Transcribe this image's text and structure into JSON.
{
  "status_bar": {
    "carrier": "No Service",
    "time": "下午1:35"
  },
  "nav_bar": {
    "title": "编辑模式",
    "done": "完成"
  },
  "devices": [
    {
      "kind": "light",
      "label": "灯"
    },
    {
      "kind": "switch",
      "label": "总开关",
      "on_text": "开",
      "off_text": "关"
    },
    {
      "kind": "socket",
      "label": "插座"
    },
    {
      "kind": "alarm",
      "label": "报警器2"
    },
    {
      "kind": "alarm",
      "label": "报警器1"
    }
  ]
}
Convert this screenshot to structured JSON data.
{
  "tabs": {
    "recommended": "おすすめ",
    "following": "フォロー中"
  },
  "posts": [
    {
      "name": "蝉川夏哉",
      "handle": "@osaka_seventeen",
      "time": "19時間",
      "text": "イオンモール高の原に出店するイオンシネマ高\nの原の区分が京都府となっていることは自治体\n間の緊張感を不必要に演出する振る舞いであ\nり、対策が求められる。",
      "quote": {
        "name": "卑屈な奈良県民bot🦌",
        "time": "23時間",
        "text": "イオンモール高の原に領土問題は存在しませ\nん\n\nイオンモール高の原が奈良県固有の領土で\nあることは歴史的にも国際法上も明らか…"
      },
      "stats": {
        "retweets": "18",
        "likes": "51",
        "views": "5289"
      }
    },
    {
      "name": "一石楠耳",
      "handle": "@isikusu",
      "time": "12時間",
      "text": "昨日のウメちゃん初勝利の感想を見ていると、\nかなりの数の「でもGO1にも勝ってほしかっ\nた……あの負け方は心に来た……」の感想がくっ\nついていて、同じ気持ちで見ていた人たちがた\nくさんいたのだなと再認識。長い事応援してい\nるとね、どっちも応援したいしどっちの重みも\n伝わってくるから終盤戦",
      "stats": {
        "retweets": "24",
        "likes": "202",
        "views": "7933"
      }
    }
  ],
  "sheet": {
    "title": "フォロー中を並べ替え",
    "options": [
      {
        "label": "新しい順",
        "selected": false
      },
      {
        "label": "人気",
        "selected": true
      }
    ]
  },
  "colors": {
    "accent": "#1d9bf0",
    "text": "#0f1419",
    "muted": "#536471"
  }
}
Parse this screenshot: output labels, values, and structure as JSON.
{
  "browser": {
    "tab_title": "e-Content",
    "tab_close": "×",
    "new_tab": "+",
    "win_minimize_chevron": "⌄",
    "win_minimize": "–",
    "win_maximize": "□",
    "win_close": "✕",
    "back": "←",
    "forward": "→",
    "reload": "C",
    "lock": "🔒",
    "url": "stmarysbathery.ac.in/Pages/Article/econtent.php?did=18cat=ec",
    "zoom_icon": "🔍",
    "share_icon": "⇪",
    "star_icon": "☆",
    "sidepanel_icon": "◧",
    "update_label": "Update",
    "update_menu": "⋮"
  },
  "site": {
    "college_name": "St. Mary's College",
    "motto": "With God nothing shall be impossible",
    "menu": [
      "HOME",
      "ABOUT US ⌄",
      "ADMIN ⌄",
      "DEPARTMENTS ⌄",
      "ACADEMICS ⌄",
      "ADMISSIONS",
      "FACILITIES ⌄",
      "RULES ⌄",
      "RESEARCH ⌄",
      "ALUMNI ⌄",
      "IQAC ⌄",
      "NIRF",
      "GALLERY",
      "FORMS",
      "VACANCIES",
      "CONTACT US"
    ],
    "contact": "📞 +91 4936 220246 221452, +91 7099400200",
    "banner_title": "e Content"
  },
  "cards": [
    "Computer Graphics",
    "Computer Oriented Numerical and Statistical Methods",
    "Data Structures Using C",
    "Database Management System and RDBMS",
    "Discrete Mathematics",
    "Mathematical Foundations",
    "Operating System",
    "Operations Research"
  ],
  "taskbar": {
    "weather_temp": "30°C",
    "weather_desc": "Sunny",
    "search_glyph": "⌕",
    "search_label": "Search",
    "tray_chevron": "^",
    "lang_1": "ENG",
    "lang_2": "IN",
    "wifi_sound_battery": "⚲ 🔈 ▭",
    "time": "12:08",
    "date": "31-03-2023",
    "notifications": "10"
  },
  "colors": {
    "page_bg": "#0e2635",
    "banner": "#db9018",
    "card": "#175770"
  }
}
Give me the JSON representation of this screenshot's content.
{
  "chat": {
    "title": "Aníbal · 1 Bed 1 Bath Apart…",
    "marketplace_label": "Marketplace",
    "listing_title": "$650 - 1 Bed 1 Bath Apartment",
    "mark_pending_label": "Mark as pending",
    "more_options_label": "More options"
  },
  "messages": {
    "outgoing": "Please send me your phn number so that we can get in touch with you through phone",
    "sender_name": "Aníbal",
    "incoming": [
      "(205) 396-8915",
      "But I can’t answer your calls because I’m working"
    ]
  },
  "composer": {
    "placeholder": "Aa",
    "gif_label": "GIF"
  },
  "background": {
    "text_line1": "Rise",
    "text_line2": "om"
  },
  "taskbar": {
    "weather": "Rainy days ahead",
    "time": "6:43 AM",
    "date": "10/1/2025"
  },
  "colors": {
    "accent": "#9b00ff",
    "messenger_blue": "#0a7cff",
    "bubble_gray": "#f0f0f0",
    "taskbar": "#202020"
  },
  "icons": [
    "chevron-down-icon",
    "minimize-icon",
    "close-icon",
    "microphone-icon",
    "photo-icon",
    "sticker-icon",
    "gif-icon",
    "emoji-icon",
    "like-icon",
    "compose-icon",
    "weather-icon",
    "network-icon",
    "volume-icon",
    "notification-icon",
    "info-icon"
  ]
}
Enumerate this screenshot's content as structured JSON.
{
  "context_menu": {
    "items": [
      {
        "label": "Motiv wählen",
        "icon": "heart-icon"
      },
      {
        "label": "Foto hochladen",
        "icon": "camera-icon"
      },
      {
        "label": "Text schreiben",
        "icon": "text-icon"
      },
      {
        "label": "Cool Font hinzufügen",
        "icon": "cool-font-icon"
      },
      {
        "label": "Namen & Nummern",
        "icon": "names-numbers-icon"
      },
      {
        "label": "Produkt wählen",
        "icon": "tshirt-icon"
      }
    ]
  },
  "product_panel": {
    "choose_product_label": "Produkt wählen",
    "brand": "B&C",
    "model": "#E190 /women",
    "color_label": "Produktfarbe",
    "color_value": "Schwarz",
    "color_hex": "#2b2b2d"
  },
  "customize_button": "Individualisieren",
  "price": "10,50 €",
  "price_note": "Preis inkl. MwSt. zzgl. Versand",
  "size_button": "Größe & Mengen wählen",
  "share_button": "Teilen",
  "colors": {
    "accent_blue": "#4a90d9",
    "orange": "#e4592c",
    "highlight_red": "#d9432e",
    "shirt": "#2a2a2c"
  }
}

════════════════

- [Work instructions] Retype the data in full and match it exactly.

- [Problem solution]
Transcribe this image's text and structure into JSON.
{
  "status_bar": {
    "carrier": "No Service",
    "time": "下午1:35"
  },
  "nav_bar": {
    "title": "编辑模式",
    "done": "完成"
  },
  "devices": [
    {
      "kind": "light",
      "label": "灯"
    },
    {
      "kind": "switch",
      "label": "总开关",
      "on_text": "开",
      "off_text": "关"
    },
    {
      "kind": "socket",
      "label": "插座"
    },
    {
      "kind": "alarm",
      "label": "报警器2"
    },
    {
      "kind": "alarm",
      "label": "报警器1"
    }
  ]
}
Convert this screenshot to structured JSON data.
{
  "tabs": {
    "recommended": "おすすめ",
    "following": "フォロー中"
  },
  "posts": [
    {
      "name": "蝉川夏哉",
      "handle": "@osaka_seventeen",
      "time": "19時間",
      "text": "イオンモール高の原に出店するイオンシネマ高\nの原の区分が京都府となっていることは自治体\n間の緊張感を不必要に演出する振る舞いであ\nり、対策が求められる。",
      "quote": {
        "name": "卑屈な奈良県民bot🦌",
        "time": "23時間",
        "text": "イオンモール高の原に領土問題は存在しませ\nん\n\nイオンモール高の原が奈良県固有の領土で\nあることは歴史的にも国際法上も明らか…"
      },
      "stats": {
        "retweets": "18",
        "likes": "51",
        "views": "5289"
      }
    },
    {
      "name": "一石楠耳",
      "handle": "@isikusu",
      "time": "12時間",
      "text": "昨日のウメちゃん初勝利の感想を見ていると、\nかなりの数の「でもGO1にも勝ってほしかっ\nた……あの負け方は心に来た……」の感想がくっ\nついていて、同じ気持ちで見ていた人たちがた\nくさんいたのだなと再認識。長い事応援してい\nるとね、どっちも応援したいしどっちの重みも\n伝わってくるから終盤戦",
      "stats": {
        "retweets": "24",
        "likes": "202",
        "views": "7933"
      }
    }
  ],
  "sheet": {
    "title": "フォロー中を並べ替え",
    "options": [
      {
        "label": "新しい順",
        "selected": false
      },
      {
        "label": "人気",
        "selected": true
      }
    ]
  },
  "colors": {
    "accent": "#1d9bf0",
    "text": "#0f1419",
    "muted": "#536471"
  }
}
Parse this screenshot: output labels, values, and structure as JSON.
{
  "browser": {
    "tab_title": "e-Content",
    "tab_close": "×",
    "new_tab": "+",
    "win_minimize_chevron": "⌄",
    "win_minimize": "–",
    "win_maximize": "□",
    "win_close": "✕",
    "back": "←",
    "forward": "→",
    "reload": "C",
    "lock": "🔒",
    "url": "stmarysbathery.ac.in/Pages/Article/econtent.php?did=18cat=ec",
    "zoom_icon": "🔍",
    "share_icon": "⇪",
    "star_icon": "☆",
    "sidepanel_icon": "◧",
    "update_label": "Update",
    "update_menu": "⋮"
  },
  "site": {
    "college_name": "St. Mary's College",
    "motto": "With God nothing shall be impossible",
    "menu": [
      "HOME",
      "ABOUT US ⌄",
      "ADMIN ⌄",
      "DEPARTMENTS ⌄",
      "ACADEMICS ⌄",
      "ADMISSIONS",
      "FACILITIES ⌄",
      "RULES ⌄",
      "RESEARCH ⌄",
      "ALUMNI ⌄",
      "IQAC ⌄",
      "NIRF",
      "GALLERY",
      "FORMS",
      "VACANCIES",
      "CONTACT US"
    ],
    "contact": "📞 +91 4936 220246 221452, +91 7099400200",
    "banner_title": "e Content"
  },
  "cards": [
    "Computer Graphics",
    "Computer Oriented Numerical and Statistical Methods",
    "Data Structures Using C",
    "Database Management System and RDBMS",
    "Discrete Mathematics",
    "Mathematical Foundations",
    "Operating System",
    "Operations Research"
  ],
  "taskbar": {
    "weather_temp": "30°C",
    "weather_desc": "Sunny",
    "search_glyph": "⌕",
    "search_label": "Search",
    "tray_chevron": "^",
    "lang_1": "ENG",
    "lang_2": "IN",
    "wifi_sound_battery": "⚲ 🔈 ▭",
    "time": "12:08",
    "date": "31-03-2023",
    "notifications": "10"
  },
  "colors": {
    "page_bg": "#0e2635",
    "banner": "#db9018",
    "card": "#175770"
  }
}
Give me the JSON representation of this screenshot's content.
{
  "chat": {
    "title": "Aníbal · 1 Bed 1 Bath Apart…",
    "marketplace_label": "Marketplace",
    "listing_title": "$650 - 1 Bed 1 Bath Apartment",
    "mark_pending_label": "Mark as pending",
    "more_options_label": "More options"
  },
  "messages": {
    "outgoing": "Please send me your phn number so that we can get in touch with you through phone",
    "sender_name": "Aníbal",
    "incoming": [
      "(205) 396-8915",
      "But I can’t answer your calls because I’m working"
    ]
  },
  "composer": {
    "placeholder": "Aa",
    "gif_label": "GIF"
  },
  "background": {
    "text_line1": "Rise",
    "text_line2": "om"
  },
  "taskbar": {
    "weather": "Rainy days ahead",
    "time": "6:43 AM",
    "date": "10/1/2025"
  },
  "colors": {
    "accent": "#9b00ff",
    "messenger_blue": "#0a7cff",
    "bubble_gray": "#f0f0f0",
    "taskbar": "#202020"
  },
  "icons": [
    "chevron-down-icon",
    "minimize-icon",
    "close-icon",
    "microphone-icon",
    "photo-icon",
    "sticker-icon",
    "gif-icon",
    "emoji-icon",
    "like-icon",
    "compose-icon",
    "weather-icon",
    "network-icon",
    "volume-icon",
    "notification-icon",
    "info-icon"
  ]
}
Enumerate this screenshot's content as structured JSON.
{
  "context_menu": {
    "items": [
      {
        "label": "Motiv wählen",
        "icon": "heart-icon"
      },
      {
        "label": "Foto hochladen",
        "icon": "camera-icon"
      },
      {
        "label": "Text schreiben",
        "icon": "text-icon"
      },
      {
        "label": "Cool Font hinzufügen",
        "icon": "cool-font-icon"
      },
      {
        "label": "Namen & Nummern",
        "icon": "names-numbers-icon"
      },
      {
        "label": "Produkt wählen",
        "icon": "tshirt-icon"
      }
    ]
  },
  "product_panel": {
    "choose_product_label": "Produkt wählen",
    "brand": "B&C",
    "model": "#E190 /women",
    "color_label": "Produktfarbe",
    "color_value": "Schwarz",
    "color_hex": "#2b2b2d"
  },
  "customize_button": "Individualisieren",
  "price": "10,50 €",
  "price_note": "Preis inkl. MwSt. zzgl. Versand",
  "size_button": "Größe & Mengen wählen",
  "share_button": "Teilen",
  "colors": {
    "accent_blue": "#4a90d9",
    "orange": "#e4592c",
    "highlight_red": "#d9432e",
    "shirt": "#2a2a2c"
  }
}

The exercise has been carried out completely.